- _PROBLEM TO WORK ON_: Using the listing below, copy every line that mentions "创新性发展".

====== GIVEN DATA ======

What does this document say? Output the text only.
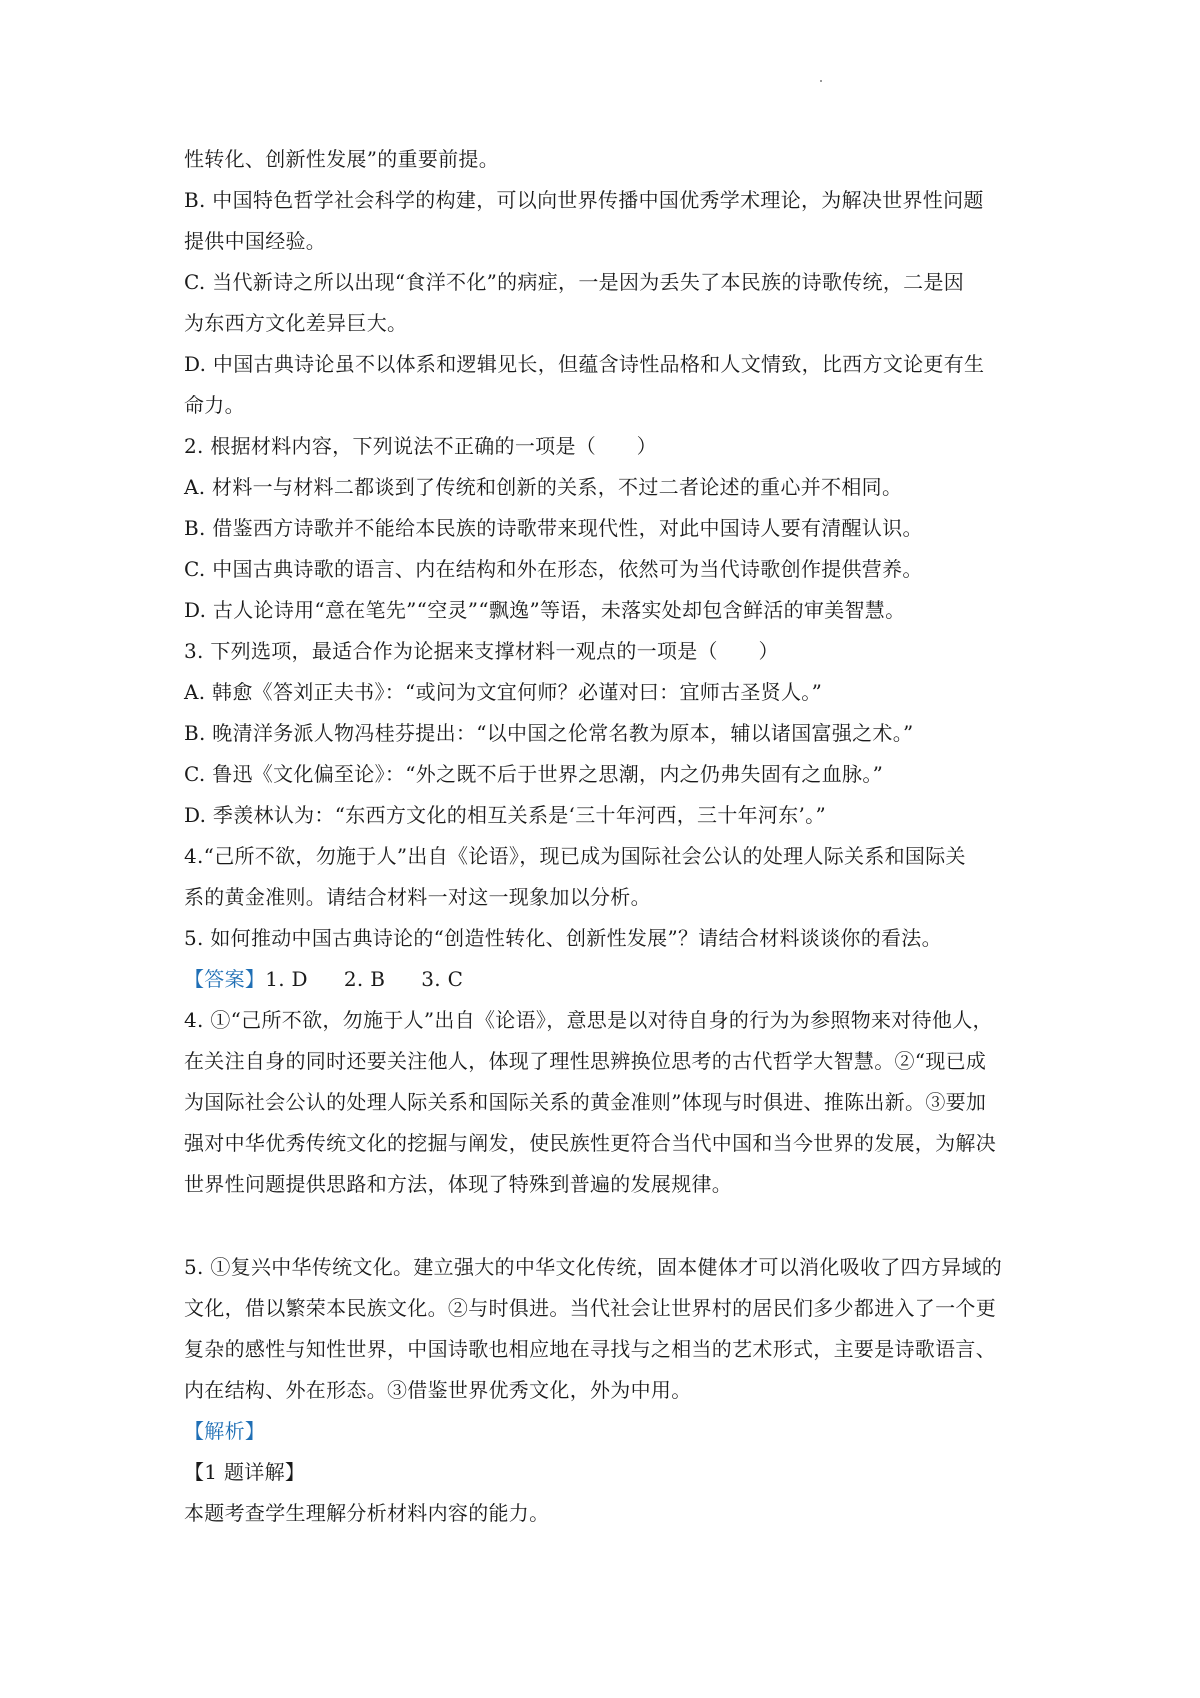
性转化、创新性发展”的重要前提。
B. 中国特色哲学社会科学的构建，可以向世界传播中国优秀学术理论，为解决世界性问题
提供中国经验。
C. 当代新诗之所以出现“食洋不化”的病症，一是因为丢失了本民族的诗歌传统，二是因
为东西方文化差异巨大。
D. 中国古典诗论虽不以体系和逻辑见长，但蕴含诗性品格和人文情致，比西方文论更有生
命力。
2. 根据材料内容，下列说法不正确的一项是（　　）
A. 材料一与材料二都谈到了传统和创新的关系，不过二者论述的重心并不相同。
B. 借鉴西方诗歌并不能给本民族的诗歌带来现代性，对此中国诗人要有清醒认识。
C. 中国古典诗歌的语言、内在结构和外在形态，依然可为当代诗歌创作提供营养。
D. 古人论诗用“意在笔先”“空灵”“飘逸”等语，未落实处却包含鲜活的审美智慧。
3. 下列选项，最适合作为论据来支撑材料一观点的一项是（　　）
A. 韩愈《答刘正夫书》：“或问为文宜何师？必谨对曰：宜师古圣贤人。”
B. 晚清洋务派人物冯桂芬提出：“以中国之伦常名教为原本，辅以诸国富强之术。”
C. 鲁迅《文化偏至论》：“外之既不后于世界之思潮，内之仍弗失固有之血脉。”
D. 季羡林认为：“东西方文化的相互关系是‘三十年河西，三十年河东’。”
4.“己所不欲，勿施于人”出自《论语》，现已成为国际社会公认的处理人际关系和国际关
系的黄金准则。请结合材料一对这一现象加以分析。
5. 如何推动中国古典诗论的“创造性转化、创新性发展”？请结合材料谈谈你的看法。
【答案】1. D 2. B 3. C
4. ①“己所不欲，勿施于人”出自《论语》，意思是以对待自身的行为为参照物来对待他人，
在关注自身的同时还要关注他人，体现了理性思辨换位思考的古代哲学大智慧。②“现已成
为国际社会公认的处理人际关系和国际关系的黄金准则”体现与时俱进、推陈出新。③要加
强对中华优秀传统文化的挖掘与阐发，使民族性更符合当代中国和当今世界的发展，为解决
世界性问题提供思路和方法，体现了特殊到普遍的发展规律。
5. ①复兴中华传统文化。建立强大的中华文化传统，固本健体才可以消化吸收了四方异域的
文化，借以繁荣本民族文化。②与时俱进。当代社会让世界村的居民们多少都进入了一个更
复杂的感性与知性世界，中国诗歌也相应地在寻找与之相当的艺术形式，主要是诗歌语言、
内在结构、外在形态。③借鉴世界优秀文化，外为中用。
【解析】
【1 题详解】
本题考查学生理解分析材料内容的能力。
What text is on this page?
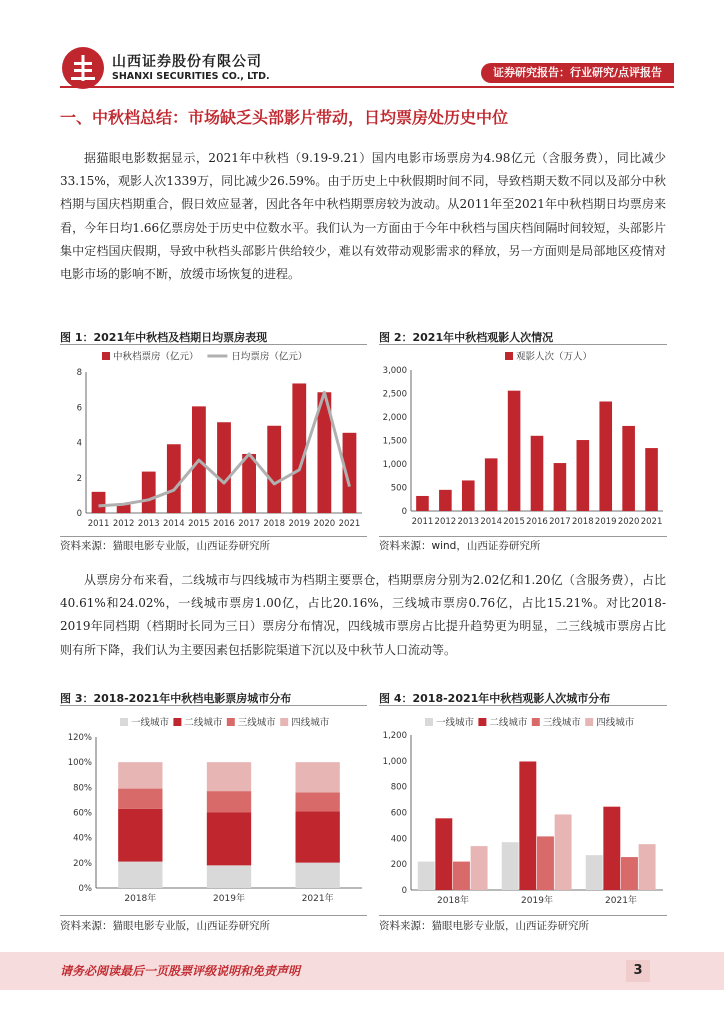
山西证券股份有限公司
SHANXI SECURITIES CO., LTD.	证券研究报告：行业研究/点评报告
一、中秋档总结：市场缺乏头部影片带动，日均票房处历史中位
据猫眼电影数据显示，2021年中秋档（9.19-9.21）国内电影市场票房为4.98亿元（含服务费），同比减少33.15%，观影人次1339万，同比减少26.59%。由于历史上中秋假期时间不同，导致档期天数不同以及部分中秋档期与国庆档期重合，假日效应显著，因此各年中秋档期票房较为波动。从2011年至2021年中秋档期日均票房来看，今年日均1.66亿票房处于历史中位数水平。我们认为一方面由于今年中秋档与国庆档间隔时间较短，头部影片集中定档国庆假期，导致中秋档头部影片供给较少，难以有效带动观影需求的释放，另一方面则是局部地区疫情对电影市场的影响不断，放缓市场恢复的进程。
图 1：2021年中秋档及档期日均票房表现
中秋档票房（亿元）	日均票房（亿元）
0
2
4
6
8
2011 2012 2013 2014 2015 2016 2017 2018 2019 2020 2021
资料来源：猫眼电影专业版，山西证券研究所
图 2：2021年中秋档观影人次情况
观影人次（万人）
0
500
1,000
1,500
2,000
2,500
3,000
2011 2012 2013 2014 2015 2016 2017 2018 2019 2020 2021
资料来源：wind，山西证券研究所
从票房分布来看，二线城市与四线城市为档期主要票仓，档期票房分别为2.02亿和1.20亿（含服务费），占比40.61%和24.02%，一线城市票房1.00亿，占比20.16%，三线城市票房0.76亿，占比15.21%。对比2018-2019年同档期（档期时长同为三日）票房分布情况，四线城市票房占比提升趋势更为明显，二三线城市票房占比则有所下降，我们认为主要因素包括影院渠道下沉以及中秋节人口流动等。
图 3：2018-2021年中秋档电影票房城市分布
一线城市 二线城市 三线城市 四线城市
0%
20%
40%
60%
80%
100%
120%
2018年	2019年	2021年
资料来源：猫眼电影专业版，山西证券研究所
图 4：2018-2021年中秋档观影人次城市分布
一线城市 二线城市 三线城市 四线城市
0
200
400
600
800
1,000
1,200
2018年	2019年	2021年
资料来源：猫眼电影专业版，山西证券研究所
请务必阅读最后一页股票评级说明和免责声明	3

======

- _ANSWER IN FULL_:
性转化、创新性发展”的重要前提。
5. 如何推动中国古典诗论的“创造性转化、创新性发展”？请结合材料谈谈你的看法。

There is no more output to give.